Remember when you were young and in love, planning a wedding? Remember how you fretted every little detail? Remember how you wondered if you should have just eloped, and when you happened to wonder that very thought out loud, your fiance just looked at you with that brief instant of hope in his eyes? Yeah, imagine doing that at 45, with 3 teenagers.
At 25, I hadn’t planned on ever having a second wedding. Who does? Even after my divorce, I was not looking for a relationship, much less a groom. But life has a funny way of interrupting the plans you’ve made, and you can either fight it, or go with it. I went with it, and am planning a summer garden wedding in the Outer Banks of North Carolina.
Ted, my fiance, grew up with my best friend, and while he has never been married and has no children of his own, he adores my kids. He’s laid back, quiet, and peaceful, and loves me where I’m at unconditionally. More about that and his introduction to the family in a later post.

※ ※ ※

**What the task requires:** Copy the passage of the wedding-planning post starting with "Remember when you" and going on through "with 3 teenagers.", substituting "partner" for "fiance".

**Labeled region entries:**
※ ※ ※

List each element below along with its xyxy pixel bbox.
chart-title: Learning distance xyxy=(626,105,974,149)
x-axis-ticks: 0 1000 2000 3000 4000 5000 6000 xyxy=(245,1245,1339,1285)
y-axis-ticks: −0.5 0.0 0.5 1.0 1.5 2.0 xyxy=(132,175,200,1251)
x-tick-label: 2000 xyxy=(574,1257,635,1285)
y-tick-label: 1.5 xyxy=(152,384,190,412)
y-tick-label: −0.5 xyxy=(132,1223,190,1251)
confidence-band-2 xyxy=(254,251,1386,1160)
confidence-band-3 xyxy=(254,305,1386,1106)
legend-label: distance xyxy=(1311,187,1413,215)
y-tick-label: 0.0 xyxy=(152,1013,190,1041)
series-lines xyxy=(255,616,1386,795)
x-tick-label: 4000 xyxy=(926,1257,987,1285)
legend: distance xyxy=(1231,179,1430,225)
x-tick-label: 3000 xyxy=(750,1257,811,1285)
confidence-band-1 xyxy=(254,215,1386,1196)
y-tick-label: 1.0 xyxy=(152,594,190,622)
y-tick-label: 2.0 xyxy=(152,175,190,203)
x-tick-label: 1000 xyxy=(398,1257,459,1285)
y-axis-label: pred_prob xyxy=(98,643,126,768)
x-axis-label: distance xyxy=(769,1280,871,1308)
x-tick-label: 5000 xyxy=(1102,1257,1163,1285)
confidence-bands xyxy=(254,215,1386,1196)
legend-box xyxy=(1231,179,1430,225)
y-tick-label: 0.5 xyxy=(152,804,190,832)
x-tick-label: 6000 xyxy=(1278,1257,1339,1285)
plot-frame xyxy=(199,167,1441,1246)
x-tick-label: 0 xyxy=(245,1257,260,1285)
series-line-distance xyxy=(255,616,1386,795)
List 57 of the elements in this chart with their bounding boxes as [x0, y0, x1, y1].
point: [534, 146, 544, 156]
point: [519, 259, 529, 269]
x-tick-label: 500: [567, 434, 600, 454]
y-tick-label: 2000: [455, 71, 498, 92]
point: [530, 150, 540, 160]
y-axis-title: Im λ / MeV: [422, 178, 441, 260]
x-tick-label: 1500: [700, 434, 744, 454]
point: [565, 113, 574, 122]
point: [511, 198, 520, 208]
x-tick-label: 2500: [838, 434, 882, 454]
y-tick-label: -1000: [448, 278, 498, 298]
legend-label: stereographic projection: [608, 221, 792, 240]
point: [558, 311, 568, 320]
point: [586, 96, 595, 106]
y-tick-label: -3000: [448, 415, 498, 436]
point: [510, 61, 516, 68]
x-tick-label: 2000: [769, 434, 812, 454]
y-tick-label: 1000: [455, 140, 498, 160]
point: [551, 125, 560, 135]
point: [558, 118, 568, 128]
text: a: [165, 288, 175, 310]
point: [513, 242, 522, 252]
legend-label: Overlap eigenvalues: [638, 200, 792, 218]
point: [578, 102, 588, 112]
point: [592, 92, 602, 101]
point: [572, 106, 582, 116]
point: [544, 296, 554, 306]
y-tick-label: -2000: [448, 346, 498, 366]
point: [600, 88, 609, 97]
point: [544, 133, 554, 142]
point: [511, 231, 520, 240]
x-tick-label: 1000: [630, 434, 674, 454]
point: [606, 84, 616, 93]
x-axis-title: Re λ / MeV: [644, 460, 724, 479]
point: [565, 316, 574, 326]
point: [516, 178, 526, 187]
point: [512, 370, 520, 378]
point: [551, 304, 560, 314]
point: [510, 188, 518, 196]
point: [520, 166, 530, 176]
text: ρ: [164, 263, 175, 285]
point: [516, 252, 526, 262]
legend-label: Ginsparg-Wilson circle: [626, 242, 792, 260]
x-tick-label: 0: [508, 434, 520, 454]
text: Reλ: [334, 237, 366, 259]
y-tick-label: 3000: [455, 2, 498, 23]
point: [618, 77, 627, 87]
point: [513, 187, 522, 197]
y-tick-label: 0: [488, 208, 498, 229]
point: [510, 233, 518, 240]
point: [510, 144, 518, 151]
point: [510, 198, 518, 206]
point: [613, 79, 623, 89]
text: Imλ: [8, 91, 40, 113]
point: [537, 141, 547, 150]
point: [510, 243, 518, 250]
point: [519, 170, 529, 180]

※ ※ ※

**Solved problem:**
Remember when you were young and in love, planning a wedding? Remember how you fretted every little detail? Remember how you wondered if you should have just eloped, and when you happened to wonder that very thought out loud, your partner just looked at you with that brief instant of hope in his eyes? Yeah, imagine doing that at 45, with 3 teenagers.